EXTRACTO DE PÁGINA
==*==

# Indicador cortocircuito



## Chonero84 (Abr 1, 2011)

Estoy diseñando una fuente de alimentación de 5V/ 2A creo que he hecho bien el diseño pero quiero añadirle un indicador de cortocircuito (1 LED rojo). Me podríais ayudar, todavía estoy muy verde en electrónica. Gracias


----------



## ZUNDACK (Abr 1, 2011)

No cres que 5v son muy poco?
lo que pides es un poco mas complejo que tu fuente seguro que lo quieres?
te ubieras lanzado por una fuente mas grande pero bueno tu sabras....
para tu mala suerte no encuentro mi circuito de proteccion luego lo escaneo otra vez....
   !!SALUDOS!!


----------



## crimson (Abr 1, 2011)

Hola chonero84, yo utilizo éste, que es simple y efectivo, empieza a actuar a partir de los 3A de conumo, pero eso se regula cambiando el valor de la resistencia de 0,22 ohm 5W. Cuando la corriente que pasa por ella hace que caigan 0,6V se enciende el transistor PNP 
El cálculo se hace por ley de Ohm (para 3A   V= E x I    0,6V = 3A x 0,2 ohm)
Saludos C


----------



## Chonero84 (Abr 1, 2011)

crimson dijo:


> Hola chonero84, yo utilizo éste, que es simple y efectivo, empieza a actuar a partir de los 3A de conumo, pero eso se regula cambiando el valor de la resistencia de 0,22 ohm 5W. Cuando la corriente que pasa por ella hace que caigan 0,6V se enciende el transistor PNP
> El cálculo se hace por ley de Ohm (para 3A   V= E x I    0,6V = 3A x 0,2 ohm)

==*==

(Datos de elementos y regiones)
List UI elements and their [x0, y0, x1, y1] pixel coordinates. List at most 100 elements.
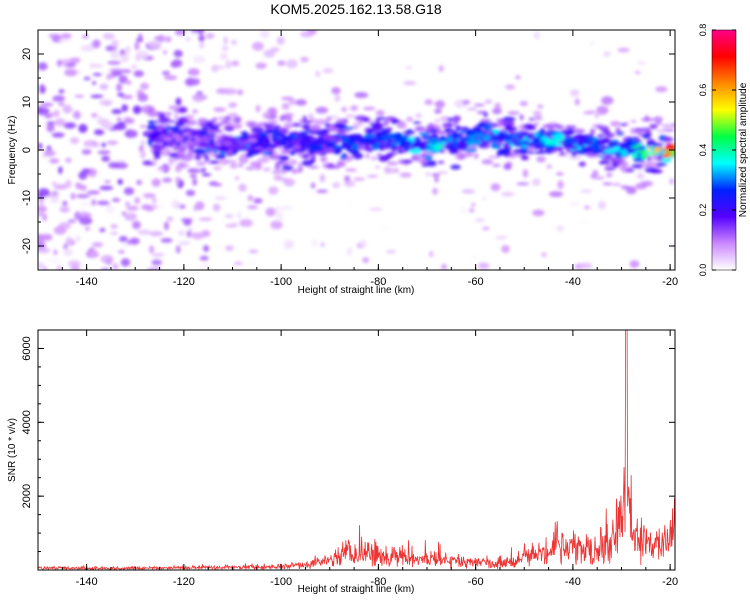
- spectrogram-cell: [101, 142, 107, 148]
- spectrogram-cell: [657, 129, 664, 133]
- spectrogram-cell: [123, 187, 135, 196]
- spectrogram-cell: [642, 133, 651, 139]
- spectrogram-cell: [69, 58, 81, 63]
- spectrogram-cell: [174, 112, 179, 122]
- spectrogram-cell: [322, 68, 334, 74]
- spectrogram-y-tick-label: 0: [21, 147, 33, 153]
- spectrogram-cell: [39, 84, 45, 91]
- spectrogram-cell: [223, 88, 237, 95]
- spectrogram-cell: [150, 145, 161, 148]
- spectrogram-cell: [126, 205, 139, 211]
- spectrogram-cell: [192, 178, 198, 186]
- spectrogram-cell: [315, 70, 321, 78]
- spectrogram-cell: [281, 103, 290, 110]
- spectrogram-cell: [334, 94, 341, 102]
- spectrogram-cell: [168, 161, 174, 165]
- spectrogram-cell: [476, 138, 481, 146]
- spectrogram-cell: [386, 141, 392, 147]
- spectrogram-cell: [118, 75, 128, 84]
- spectrogram-cell: [204, 156, 210, 162]
- spectrogram-y-tick-label: -10: [21, 190, 33, 206]
- spectrogram-cell: [208, 126, 219, 130]
- spectrogram-cell: [198, 217, 213, 221]
- spectrogram-cell: [166, 125, 171, 132]
- spectrogram-cell: [604, 167, 616, 171]
- spectrogram-cell: [91, 112, 98, 118]
- spectrogram-cell: [61, 33, 72, 39]
- spectrogram-cell: [597, 134, 605, 138]
- spectrogram-cell: [438, 130, 446, 135]
- spectrogram-cell: [264, 137, 270, 143]
- spectrogram-cell: [158, 120, 170, 124]
- spectrogram-cell: [147, 107, 154, 113]
- spectrogram-cell: [212, 183, 223, 187]
- spectrogram-cell: [64, 68, 78, 77]
- spectrogram-cell: [415, 113, 422, 119]
- spectrogram-cell: [613, 146, 621, 152]
- spectrogram-cell: [620, 149, 628, 157]
- spectrogram-cell: [164, 75, 178, 81]
- spectrogram-cell: [140, 82, 149, 90]
- spectrogram-cell: [620, 185, 630, 190]
- snr-y-axis-label: SNR (10 * v/v): [7, 418, 18, 482]
- spectrogram-cell: [225, 224, 236, 228]
- snr-x-axis-label: Height of straight line (km): [298, 584, 415, 595]
- spectrogram-cell: [78, 123, 88, 133]
- spectrogram-cell: [560, 150, 565, 155]
- spectrogram-cell: [644, 115, 649, 122]
- spectrogram-cell: [381, 134, 387, 142]
- spectrogram-cell: [151, 197, 157, 204]
- spectrogram-cell: [151, 160, 158, 164]
- spectrogram-cell: [482, 226, 490, 231]
- spectrogram-cell: [276, 36, 285, 45]
- spectrogram-cell: [362, 257, 370, 263]
- snr-x-tick-label: -100: [270, 576, 292, 588]
- spectrogram-cell: [175, 97, 182, 106]
- spectrogram-cell: [557, 180, 564, 190]
- spectrogram-cell: [168, 120, 176, 123]
- spectrogram-cell: [169, 126, 181, 132]
- spectrogram-cell: [376, 153, 382, 156]
- spectrogram-cell: [38, 262, 45, 270]
- spectrogram-cell: [58, 166, 63, 175]
- spectrogram-cell: [62, 104, 73, 114]
- spectrogram-cell: [427, 123, 435, 130]
- spectrogram-cell: [451, 132, 459, 137]
- spectrogram-cell: [394, 136, 406, 143]
- spectrogram-cell: [248, 249, 259, 254]
- spectrogram-cell: [371, 144, 379, 149]
- spectrogram-cell: [546, 164, 553, 170]
- spectrogram-cell: [251, 41, 264, 51]
- spectrogram-cell: [99, 99, 113, 106]
- spectrogram-cell: [573, 128, 586, 134]
- spectrogram-cell: [458, 138, 464, 145]
- spectrogram-cell: [354, 149, 360, 155]
- spectrogram-cell: [370, 156, 379, 161]
- spectrogram-cell: [199, 41, 205, 49]
- spectrogram-cell: [669, 178, 674, 185]
- spectrogram-cell: [367, 174, 379, 178]
- spectrogram-cell: [437, 171, 448, 174]
- spectrogram-cell: [661, 157, 672, 163]
- spectrogram-cell: [383, 154, 393, 159]
- spectrogram-cell: [275, 212, 284, 221]
- spectrogram-cell: [74, 211, 82, 221]
- spectrogram-cell: [148, 40, 161, 49]
- spectrogram-cell: [341, 107, 348, 112]
- spectrogram-cell: [545, 123, 555, 128]
- spectrogram-cell: [287, 141, 293, 144]
- spectrogram-cell: [519, 148, 528, 155]
- spectrogram-cell: [637, 150, 646, 153]
- snr-series-line: [38, 330, 675, 570]
- spectrogram-cell: [612, 183, 622, 186]
- spectrogram-cell: [80, 45, 94, 52]
- spectrogram-cell: [397, 149, 404, 154]
- spectrogram-cell: [106, 140, 119, 146]
- spectrogram-cell: [605, 132, 615, 138]
- spectrogram-cell: [603, 149, 617, 154]
- spectrogram-cell: [53, 225, 67, 235]
- spectrogram-cell: [67, 219, 77, 223]
- spectrogram-cell: [141, 204, 152, 211]
- spectrogram-cell: [121, 69, 132, 74]
- spectrogram-cell: [140, 140, 146, 146]
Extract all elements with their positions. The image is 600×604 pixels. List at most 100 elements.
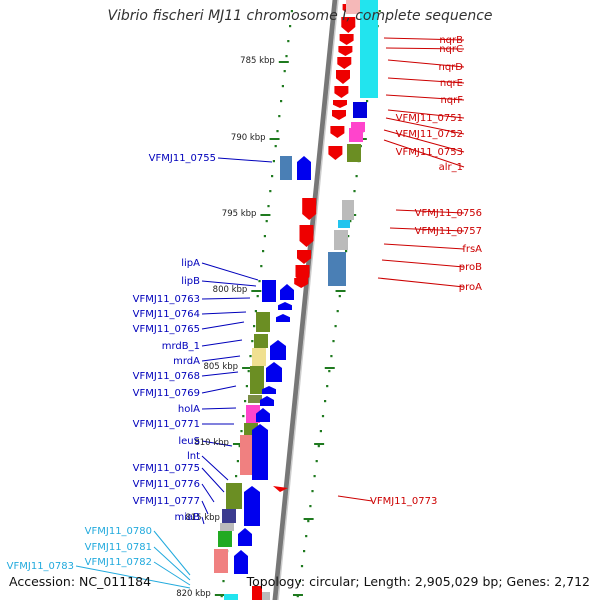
gene-label-forward: VFMJ11_0752 xyxy=(396,129,463,140)
feature-block xyxy=(250,366,264,394)
gene-label-forward: nqrE xyxy=(440,78,463,89)
gene-label-reverse: VFMJ11_0769 xyxy=(133,388,200,399)
leader-line xyxy=(153,530,191,576)
tick-dot-left xyxy=(281,85,284,88)
gene-arrow-red xyxy=(299,225,314,247)
leader-line xyxy=(75,565,191,589)
scale-label: 785 kbp xyxy=(240,56,275,66)
leader-line xyxy=(201,483,215,503)
tick-dot-right xyxy=(298,580,301,583)
gene-label-forward: alr_1 xyxy=(439,162,463,173)
topology-text: Topology: circular; Length: 2,905,029 bp… xyxy=(246,574,590,589)
gene-label-reverse: VFMJ11_0763 xyxy=(133,294,200,305)
gene-label-forward: VFMJ11_0756 xyxy=(415,208,482,219)
feature-block xyxy=(222,509,236,523)
tick-dot-right xyxy=(338,295,341,298)
tick-dot-right xyxy=(319,430,322,433)
feature-block xyxy=(342,200,354,220)
tick-dot-left xyxy=(251,340,254,343)
leader-line xyxy=(337,495,373,502)
leader-line xyxy=(387,109,465,119)
gene-arrow-blue xyxy=(278,302,292,310)
leader-line xyxy=(201,297,251,300)
feature-block xyxy=(226,483,242,509)
feature-block xyxy=(218,531,232,547)
tick-dot-right xyxy=(345,250,348,253)
tick-dot-right xyxy=(349,220,352,223)
gene-label-reverse: VFMJ11_0771 xyxy=(133,419,200,430)
tick-dot-left xyxy=(236,460,239,463)
feature-block xyxy=(351,122,365,132)
tick-dot-left xyxy=(260,265,263,268)
feature-block xyxy=(280,156,292,180)
gene-label-forward: nqrF xyxy=(440,95,463,106)
tick-dot-left xyxy=(263,235,266,238)
gene-arrow-blue xyxy=(262,386,276,394)
tick-dot-left xyxy=(253,325,256,328)
feature-block xyxy=(349,128,363,142)
gene-label-forward: proA xyxy=(459,282,482,293)
feature-block xyxy=(334,230,348,250)
gene-arrow-red xyxy=(337,57,352,69)
scale-label: 820 kbp xyxy=(176,589,211,599)
tick-dot-left xyxy=(267,205,270,208)
tick-dot-right xyxy=(315,460,318,463)
gene-label-forward: nqrC xyxy=(439,44,463,55)
tick-dot-left xyxy=(262,250,265,253)
tick-dot-right xyxy=(353,190,356,193)
leader-line xyxy=(387,59,465,68)
tick-dot-left xyxy=(276,130,279,133)
tick-dot-right xyxy=(305,535,308,538)
gene-arrow-blue xyxy=(256,408,270,422)
tick-dot-left xyxy=(242,415,245,418)
leader-line xyxy=(201,311,247,315)
feature-block xyxy=(214,549,228,573)
gene-features xyxy=(214,0,378,600)
accession-text: Accession: NC_011184 xyxy=(9,574,152,589)
gene-label-reverse: VFMJ11_0764 xyxy=(133,309,200,320)
gene-label-reverse: lipB xyxy=(181,276,200,287)
tick-dot-right xyxy=(336,310,339,313)
tick-dot-right xyxy=(296,595,299,598)
leader-line xyxy=(201,385,237,394)
gene-label-reverse: VFMJ11_0776 xyxy=(133,479,200,490)
leader-line xyxy=(201,440,233,447)
leader-line xyxy=(385,94,465,101)
tick-dot-right xyxy=(324,400,327,403)
gene-arrow-blue xyxy=(276,314,290,322)
gene-label-forward: VFMJ11_0773 xyxy=(370,496,437,507)
scale-label: 815 kbp xyxy=(185,513,220,523)
tick-dot-right xyxy=(334,325,337,328)
gene-arrow-red xyxy=(334,86,349,98)
leader-line xyxy=(201,407,237,410)
tick-dot-left xyxy=(271,175,274,178)
gene-arrow-blue xyxy=(280,284,294,300)
leader-line xyxy=(201,371,239,377)
gene-arrow-blue xyxy=(297,156,311,180)
gene-label-reverse: leuS xyxy=(178,436,200,447)
gene-arrow-blue xyxy=(238,528,252,546)
feature-block xyxy=(224,594,238,600)
tick-dot-left xyxy=(287,40,290,43)
gene-label-rna: VFMJ11_0781 xyxy=(85,542,152,553)
gene-arrow-red xyxy=(333,100,347,108)
scale-label: 800 kbp xyxy=(213,285,248,295)
scale-label: 790 kbp xyxy=(231,133,266,143)
leader-line xyxy=(385,47,465,50)
gene-arrow-blue xyxy=(252,424,268,480)
tick-dot-left xyxy=(258,280,261,283)
feature-block xyxy=(220,523,234,531)
tick-dot-left xyxy=(265,220,268,223)
leader-line xyxy=(389,227,465,232)
feature-block xyxy=(328,252,346,286)
map-title: Vibrio fischeri MJ11 chromosome I, compl… xyxy=(107,8,493,24)
gene-arrow-red xyxy=(332,110,346,120)
gene-arrow-blue xyxy=(266,362,282,382)
gene-label-reverse: VFMJ11_0755 xyxy=(149,153,216,164)
feature-block xyxy=(347,144,361,162)
gene-arrow-red xyxy=(294,278,309,288)
tick-marks xyxy=(214,10,381,598)
leader-line xyxy=(381,259,465,268)
leader-line xyxy=(201,467,225,493)
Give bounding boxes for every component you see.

==*==

TAREA ESCRITA 1
Según el hilo sobre el indicador de cortocircuito, ¿de qué tensión y corriente es la fuente que diseña Chonero84?
TAREA ESCRITA 2
Vuelve a escribir sin cambios, del hilo sobre el indicador de cortocircuito, el tramo que va de "## ZUNDACK (Abr" hasta "escaneo otra vez....".
TAREA ESCRITA 3
Escribe cómo sigue el hilo sobre el indicador de cortocircuito después de lo último que se muestra.
Los registros son un material independiente del hilo sobre el indicador de cortocircuito.

RESPUESTA ESPERADA 1
De 5 V y 2 A.

RESPUESTA ESPERADA 2
## ZUNDACK (Abr 1, 2011)

No cres que 5v son muy poco?
lo que pides es un poco mas complejo que tu fuente seguro que lo quieres?
te ubieras lanzado por una fuente mas grande pero bueno tu sabras....
para tu mala suerte no encuentro mi circuito de proteccion luego lo escaneo otra vez....

RESPUESTA ESPERADA 3
> Saludos C



ok, pero como obtengo los valores de las resistencias de 2k2 y 10k. Supongo que esta ultima es para regular la corriente de base del transistor. Gracias por contestar tan rapido


----------



## Fogonazo (Abr 1, 2011)

Chonero84 dijo:


> ok, pero como obtengo los valores de las resistencias de 2k2 y 10k. Supongo que esta ultima es para regular la corriente de base del transistor. Gracias por contestar tan rapido



La resistencia de 2k2Ω la calculas como para que en estando saturado el transistor le lleguen al LED (entre 10 y 20mA).

La resistencia de la base del transistor se calcula como para que en la peor condición de cortocircuito la tensión que cae sobre la resistencia de 5W no produzca una corriente de base llegue a dañar al transistor.


----------



## Chonero84 (Abr 2, 2011)

Entonces si por ejemplo la corriente máx de corto son 2.5 la resistencia de potencia tendrá un valor de: R=Vbe/Ic=0.7V/2.5A=0.28ohm y debe disipar una potencia de 1.75W. Si el transistor se satura Vce=0-0.7V, practicamente cortocircuito, por lo tanto la R en serie con el LED tendrá un valor de: R=(Vcc-Vled)/Iled=(7.5-2)/0.015=367ohm. El calculo de la resistencia de base no la tengo clara. Voy por buen camino?


----------



## Fogonazo (Abr 2, 2011)

Chonero84 dijo:


> ....Por lo tanto la R en serie con el LED tendrá un valor de: R=(Vcc-Vled)/Iled=(7.5-2)/0.015=367ohm. ..



Vled)/Iled=(7.5-2)/0.015=367ohm debería ser Vled)/Iled=(7.5-2V-*0.7V*)/0.015=320Ω por considerar la caída sobre el transistor.

La resistencia de base no necesita salir de un calculo, sino del sentido común.

*NO* debe ser de un valor mayor que la mínima necesaria para saturar el transistor con la tensión de caída sobre el Shunt.
Y *NO* debe ser menor a un valor que pudiera dañar la juntura E-B estando la fuente en corto y la resistencia de 5W con maximiza de tensión sobre el Shunt


----------



## robin31 (Feb 14, 2012)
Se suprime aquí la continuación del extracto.